• Written request
Look through the material below. Copy each line that contains the string "Data".

<<<<

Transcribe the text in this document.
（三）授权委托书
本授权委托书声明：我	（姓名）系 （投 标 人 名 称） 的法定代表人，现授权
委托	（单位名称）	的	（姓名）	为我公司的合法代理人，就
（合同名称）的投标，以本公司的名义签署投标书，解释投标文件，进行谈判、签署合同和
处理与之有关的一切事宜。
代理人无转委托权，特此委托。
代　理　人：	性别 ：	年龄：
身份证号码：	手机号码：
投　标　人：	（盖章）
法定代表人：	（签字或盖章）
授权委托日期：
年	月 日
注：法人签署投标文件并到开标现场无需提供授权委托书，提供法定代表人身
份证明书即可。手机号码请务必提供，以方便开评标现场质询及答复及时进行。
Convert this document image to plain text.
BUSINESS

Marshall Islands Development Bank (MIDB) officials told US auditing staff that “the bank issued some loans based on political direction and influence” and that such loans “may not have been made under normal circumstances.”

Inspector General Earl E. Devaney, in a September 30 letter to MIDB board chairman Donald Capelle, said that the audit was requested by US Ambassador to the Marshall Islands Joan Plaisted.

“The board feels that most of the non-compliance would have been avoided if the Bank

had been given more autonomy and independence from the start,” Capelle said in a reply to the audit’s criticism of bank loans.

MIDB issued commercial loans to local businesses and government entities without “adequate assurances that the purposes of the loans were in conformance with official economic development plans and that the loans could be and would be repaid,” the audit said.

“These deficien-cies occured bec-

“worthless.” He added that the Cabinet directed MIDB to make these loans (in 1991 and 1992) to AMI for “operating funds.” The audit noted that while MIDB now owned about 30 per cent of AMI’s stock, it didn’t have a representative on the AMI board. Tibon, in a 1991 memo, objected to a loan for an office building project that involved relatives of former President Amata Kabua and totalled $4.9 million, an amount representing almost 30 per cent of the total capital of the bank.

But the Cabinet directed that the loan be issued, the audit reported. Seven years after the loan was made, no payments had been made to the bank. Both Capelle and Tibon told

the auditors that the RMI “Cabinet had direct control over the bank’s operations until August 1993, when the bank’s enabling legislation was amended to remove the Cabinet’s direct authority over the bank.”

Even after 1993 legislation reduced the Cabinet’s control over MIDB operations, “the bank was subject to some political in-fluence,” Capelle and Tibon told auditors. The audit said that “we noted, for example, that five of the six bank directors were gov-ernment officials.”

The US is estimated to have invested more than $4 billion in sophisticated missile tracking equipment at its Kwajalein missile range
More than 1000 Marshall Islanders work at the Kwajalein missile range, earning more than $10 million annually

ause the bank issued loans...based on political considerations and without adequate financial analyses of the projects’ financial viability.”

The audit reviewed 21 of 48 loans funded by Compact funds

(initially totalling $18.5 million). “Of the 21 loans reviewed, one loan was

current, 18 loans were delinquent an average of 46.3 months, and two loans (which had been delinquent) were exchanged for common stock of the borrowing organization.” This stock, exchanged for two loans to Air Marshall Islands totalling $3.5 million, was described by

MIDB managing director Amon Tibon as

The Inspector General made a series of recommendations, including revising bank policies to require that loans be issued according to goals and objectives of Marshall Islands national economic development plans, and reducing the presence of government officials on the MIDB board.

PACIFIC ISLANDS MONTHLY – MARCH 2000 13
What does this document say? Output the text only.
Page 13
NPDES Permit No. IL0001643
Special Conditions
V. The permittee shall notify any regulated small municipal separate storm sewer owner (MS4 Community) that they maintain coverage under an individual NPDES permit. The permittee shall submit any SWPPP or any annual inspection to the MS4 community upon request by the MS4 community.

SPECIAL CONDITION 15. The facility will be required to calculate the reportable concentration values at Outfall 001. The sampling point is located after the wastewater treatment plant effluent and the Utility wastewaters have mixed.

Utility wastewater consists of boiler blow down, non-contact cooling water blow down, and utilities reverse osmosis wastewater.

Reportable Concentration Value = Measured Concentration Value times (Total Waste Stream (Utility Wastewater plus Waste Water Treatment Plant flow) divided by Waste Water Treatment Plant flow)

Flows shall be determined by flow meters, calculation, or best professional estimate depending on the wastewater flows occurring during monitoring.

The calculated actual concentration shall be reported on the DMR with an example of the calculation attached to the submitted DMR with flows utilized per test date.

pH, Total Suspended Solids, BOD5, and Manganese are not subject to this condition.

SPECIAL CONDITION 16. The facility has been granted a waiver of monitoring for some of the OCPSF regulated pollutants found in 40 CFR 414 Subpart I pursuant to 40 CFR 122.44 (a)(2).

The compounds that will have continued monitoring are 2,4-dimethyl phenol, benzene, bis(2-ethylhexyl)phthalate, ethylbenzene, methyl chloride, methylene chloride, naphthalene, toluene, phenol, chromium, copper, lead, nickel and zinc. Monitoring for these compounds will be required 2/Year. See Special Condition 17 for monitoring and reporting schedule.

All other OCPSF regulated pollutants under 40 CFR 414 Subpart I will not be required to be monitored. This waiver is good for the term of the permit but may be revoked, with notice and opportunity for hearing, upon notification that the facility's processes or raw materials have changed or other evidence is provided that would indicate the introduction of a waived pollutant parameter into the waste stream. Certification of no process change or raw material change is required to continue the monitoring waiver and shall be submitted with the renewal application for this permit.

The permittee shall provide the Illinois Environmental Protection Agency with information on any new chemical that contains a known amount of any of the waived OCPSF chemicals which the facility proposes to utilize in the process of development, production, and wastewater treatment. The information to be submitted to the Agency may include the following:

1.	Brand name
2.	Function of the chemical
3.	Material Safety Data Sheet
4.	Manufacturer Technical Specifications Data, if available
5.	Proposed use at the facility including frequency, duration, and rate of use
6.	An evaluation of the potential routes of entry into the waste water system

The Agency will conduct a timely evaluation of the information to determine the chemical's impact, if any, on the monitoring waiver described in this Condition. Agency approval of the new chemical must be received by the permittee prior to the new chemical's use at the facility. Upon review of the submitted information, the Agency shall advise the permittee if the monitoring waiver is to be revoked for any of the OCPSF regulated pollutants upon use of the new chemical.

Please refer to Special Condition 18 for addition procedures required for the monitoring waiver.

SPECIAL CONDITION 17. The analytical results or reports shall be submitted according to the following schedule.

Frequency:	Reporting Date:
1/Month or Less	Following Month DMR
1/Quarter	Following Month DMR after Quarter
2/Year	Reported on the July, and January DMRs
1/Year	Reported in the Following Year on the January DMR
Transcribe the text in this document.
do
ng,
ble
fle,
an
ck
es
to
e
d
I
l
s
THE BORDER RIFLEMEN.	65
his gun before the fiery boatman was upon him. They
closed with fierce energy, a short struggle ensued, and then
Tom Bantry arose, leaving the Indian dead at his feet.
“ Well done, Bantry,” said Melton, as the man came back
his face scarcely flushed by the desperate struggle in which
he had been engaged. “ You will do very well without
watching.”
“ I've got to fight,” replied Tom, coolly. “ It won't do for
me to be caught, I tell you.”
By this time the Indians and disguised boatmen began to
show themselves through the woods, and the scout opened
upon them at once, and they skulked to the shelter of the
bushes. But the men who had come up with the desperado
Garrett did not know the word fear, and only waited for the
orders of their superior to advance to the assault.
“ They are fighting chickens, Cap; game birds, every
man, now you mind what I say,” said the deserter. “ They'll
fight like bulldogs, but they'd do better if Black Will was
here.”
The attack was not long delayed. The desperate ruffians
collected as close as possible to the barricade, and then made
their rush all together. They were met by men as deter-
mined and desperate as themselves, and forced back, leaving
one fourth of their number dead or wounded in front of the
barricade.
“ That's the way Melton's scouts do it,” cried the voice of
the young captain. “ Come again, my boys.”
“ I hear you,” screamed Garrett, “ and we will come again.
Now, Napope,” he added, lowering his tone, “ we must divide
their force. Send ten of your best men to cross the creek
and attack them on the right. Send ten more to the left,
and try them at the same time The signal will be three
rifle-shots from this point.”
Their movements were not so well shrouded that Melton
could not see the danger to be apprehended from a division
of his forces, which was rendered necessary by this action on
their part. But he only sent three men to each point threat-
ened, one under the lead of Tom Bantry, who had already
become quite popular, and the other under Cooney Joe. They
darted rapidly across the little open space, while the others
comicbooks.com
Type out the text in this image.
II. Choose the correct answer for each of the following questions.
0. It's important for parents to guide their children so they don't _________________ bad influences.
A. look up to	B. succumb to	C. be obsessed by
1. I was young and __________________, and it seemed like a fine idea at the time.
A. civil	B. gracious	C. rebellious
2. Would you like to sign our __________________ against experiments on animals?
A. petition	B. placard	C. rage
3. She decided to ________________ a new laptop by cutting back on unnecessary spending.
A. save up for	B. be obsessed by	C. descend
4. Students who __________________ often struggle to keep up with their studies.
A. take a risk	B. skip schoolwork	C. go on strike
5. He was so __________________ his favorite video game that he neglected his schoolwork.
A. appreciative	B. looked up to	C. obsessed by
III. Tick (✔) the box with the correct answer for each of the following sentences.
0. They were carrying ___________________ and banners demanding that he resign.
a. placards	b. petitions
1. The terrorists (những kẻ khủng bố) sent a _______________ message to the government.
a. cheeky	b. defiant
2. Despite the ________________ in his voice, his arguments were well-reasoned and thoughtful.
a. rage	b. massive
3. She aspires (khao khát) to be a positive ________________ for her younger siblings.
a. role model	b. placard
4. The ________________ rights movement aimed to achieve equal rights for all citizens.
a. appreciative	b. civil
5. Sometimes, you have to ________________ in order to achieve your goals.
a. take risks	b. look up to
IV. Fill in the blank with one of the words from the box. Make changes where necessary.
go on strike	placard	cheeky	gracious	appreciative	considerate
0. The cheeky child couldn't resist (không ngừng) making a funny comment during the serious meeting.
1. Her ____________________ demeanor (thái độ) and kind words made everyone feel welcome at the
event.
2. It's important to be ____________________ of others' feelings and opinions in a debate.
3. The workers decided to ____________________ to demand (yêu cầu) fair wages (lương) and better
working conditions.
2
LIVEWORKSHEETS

>>>>

• Written response
3.	Material Safety Data Sheet
4.	Manufacturer Technical Specifications Data, if available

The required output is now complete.